**WHAT YOU ARE ASKED TO DO**
Reproduce the entries below word for word, starting at their first line and ending with the line that holds "heatmap-cell [344, 316, 352, 325]", both included.

--------

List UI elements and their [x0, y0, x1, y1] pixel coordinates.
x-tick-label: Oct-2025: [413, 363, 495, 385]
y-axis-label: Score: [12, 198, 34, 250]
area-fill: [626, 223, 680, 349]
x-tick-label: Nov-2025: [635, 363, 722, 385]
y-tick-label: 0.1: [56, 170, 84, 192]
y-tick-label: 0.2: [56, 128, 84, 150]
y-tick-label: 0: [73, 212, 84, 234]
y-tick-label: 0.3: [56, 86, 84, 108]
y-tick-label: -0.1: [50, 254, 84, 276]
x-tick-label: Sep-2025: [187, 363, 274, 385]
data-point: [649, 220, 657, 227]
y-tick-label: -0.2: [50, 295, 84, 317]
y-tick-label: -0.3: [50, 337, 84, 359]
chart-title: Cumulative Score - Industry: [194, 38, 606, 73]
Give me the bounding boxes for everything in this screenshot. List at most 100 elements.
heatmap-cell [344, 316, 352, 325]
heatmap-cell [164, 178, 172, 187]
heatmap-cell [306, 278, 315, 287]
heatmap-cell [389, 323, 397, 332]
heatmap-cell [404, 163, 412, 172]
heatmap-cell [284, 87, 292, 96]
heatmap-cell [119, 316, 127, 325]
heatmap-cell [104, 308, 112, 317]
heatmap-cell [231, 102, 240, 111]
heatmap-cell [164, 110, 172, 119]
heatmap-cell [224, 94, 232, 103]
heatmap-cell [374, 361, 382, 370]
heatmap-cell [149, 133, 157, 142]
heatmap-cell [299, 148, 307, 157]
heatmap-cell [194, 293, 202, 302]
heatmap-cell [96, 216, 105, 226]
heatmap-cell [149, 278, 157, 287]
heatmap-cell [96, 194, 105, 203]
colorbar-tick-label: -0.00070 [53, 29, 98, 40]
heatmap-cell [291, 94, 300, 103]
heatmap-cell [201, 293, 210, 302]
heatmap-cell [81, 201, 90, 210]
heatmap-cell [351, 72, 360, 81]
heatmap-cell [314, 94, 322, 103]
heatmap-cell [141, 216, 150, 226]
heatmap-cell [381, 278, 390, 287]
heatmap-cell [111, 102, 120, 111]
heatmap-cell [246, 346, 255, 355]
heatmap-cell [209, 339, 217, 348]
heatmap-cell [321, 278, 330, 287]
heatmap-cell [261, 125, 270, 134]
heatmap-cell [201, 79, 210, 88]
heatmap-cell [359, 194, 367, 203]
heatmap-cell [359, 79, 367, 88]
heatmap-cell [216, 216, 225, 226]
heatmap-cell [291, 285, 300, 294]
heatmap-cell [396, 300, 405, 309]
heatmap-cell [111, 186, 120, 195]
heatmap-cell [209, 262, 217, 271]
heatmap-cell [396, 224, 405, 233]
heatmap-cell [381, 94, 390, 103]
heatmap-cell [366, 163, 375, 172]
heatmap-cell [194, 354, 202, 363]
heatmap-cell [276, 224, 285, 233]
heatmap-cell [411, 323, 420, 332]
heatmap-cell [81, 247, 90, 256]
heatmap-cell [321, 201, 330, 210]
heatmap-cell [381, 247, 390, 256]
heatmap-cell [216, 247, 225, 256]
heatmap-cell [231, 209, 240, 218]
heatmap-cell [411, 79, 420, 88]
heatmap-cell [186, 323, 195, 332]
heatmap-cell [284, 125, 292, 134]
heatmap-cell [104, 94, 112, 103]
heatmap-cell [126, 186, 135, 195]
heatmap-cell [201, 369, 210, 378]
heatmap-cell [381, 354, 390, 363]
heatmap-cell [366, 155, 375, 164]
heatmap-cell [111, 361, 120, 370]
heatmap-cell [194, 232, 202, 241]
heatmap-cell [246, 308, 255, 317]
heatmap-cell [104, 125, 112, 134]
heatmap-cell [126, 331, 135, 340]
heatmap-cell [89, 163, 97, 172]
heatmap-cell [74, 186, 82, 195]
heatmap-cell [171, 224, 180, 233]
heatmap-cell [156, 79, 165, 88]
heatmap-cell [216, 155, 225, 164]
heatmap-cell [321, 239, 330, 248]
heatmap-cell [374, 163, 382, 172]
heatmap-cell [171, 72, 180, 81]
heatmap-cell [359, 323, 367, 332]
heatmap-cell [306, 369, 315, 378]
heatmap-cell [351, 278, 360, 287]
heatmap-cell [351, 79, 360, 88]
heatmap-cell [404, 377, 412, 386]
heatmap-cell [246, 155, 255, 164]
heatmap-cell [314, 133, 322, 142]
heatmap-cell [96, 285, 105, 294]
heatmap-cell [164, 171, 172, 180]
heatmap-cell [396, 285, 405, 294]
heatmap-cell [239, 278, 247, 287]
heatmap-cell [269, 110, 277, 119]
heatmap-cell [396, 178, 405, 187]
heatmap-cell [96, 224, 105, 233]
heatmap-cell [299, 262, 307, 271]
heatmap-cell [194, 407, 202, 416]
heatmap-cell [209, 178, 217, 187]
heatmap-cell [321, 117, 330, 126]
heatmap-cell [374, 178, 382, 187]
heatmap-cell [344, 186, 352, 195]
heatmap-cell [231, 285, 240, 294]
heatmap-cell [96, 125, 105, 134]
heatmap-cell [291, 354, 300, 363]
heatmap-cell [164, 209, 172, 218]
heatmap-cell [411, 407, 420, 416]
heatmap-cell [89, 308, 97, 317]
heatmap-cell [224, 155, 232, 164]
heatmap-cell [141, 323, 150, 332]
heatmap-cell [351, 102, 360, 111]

--------

**SOLVED PROBLEM**
List UI elements and their [x0, y0, x1, y1] pixel coordinates.
x-tick-label: Oct-2025: [413, 363, 495, 385]
y-axis-label: Score: [12, 198, 34, 250]
area-fill: [626, 223, 680, 349]
x-tick-label: Nov-2025: [635, 363, 722, 385]
y-tick-label: 0.1: [56, 170, 84, 192]
y-tick-label: 0.2: [56, 128, 84, 150]
y-tick-label: 0: [73, 212, 84, 234]
y-tick-label: 0.3: [56, 86, 84, 108]
y-tick-label: -0.1: [50, 254, 84, 276]
x-tick-label: Sep-2025: [187, 363, 274, 385]
data-point: [649, 220, 657, 227]
y-tick-label: -0.2: [50, 295, 84, 317]
y-tick-label: -0.3: [50, 337, 84, 359]
chart-title: Cumulative Score - Industry: [194, 38, 606, 73]
Give me the bounding boxes for everything in this screenshot. List at most 100 elements.
heatmap-cell [344, 316, 352, 325]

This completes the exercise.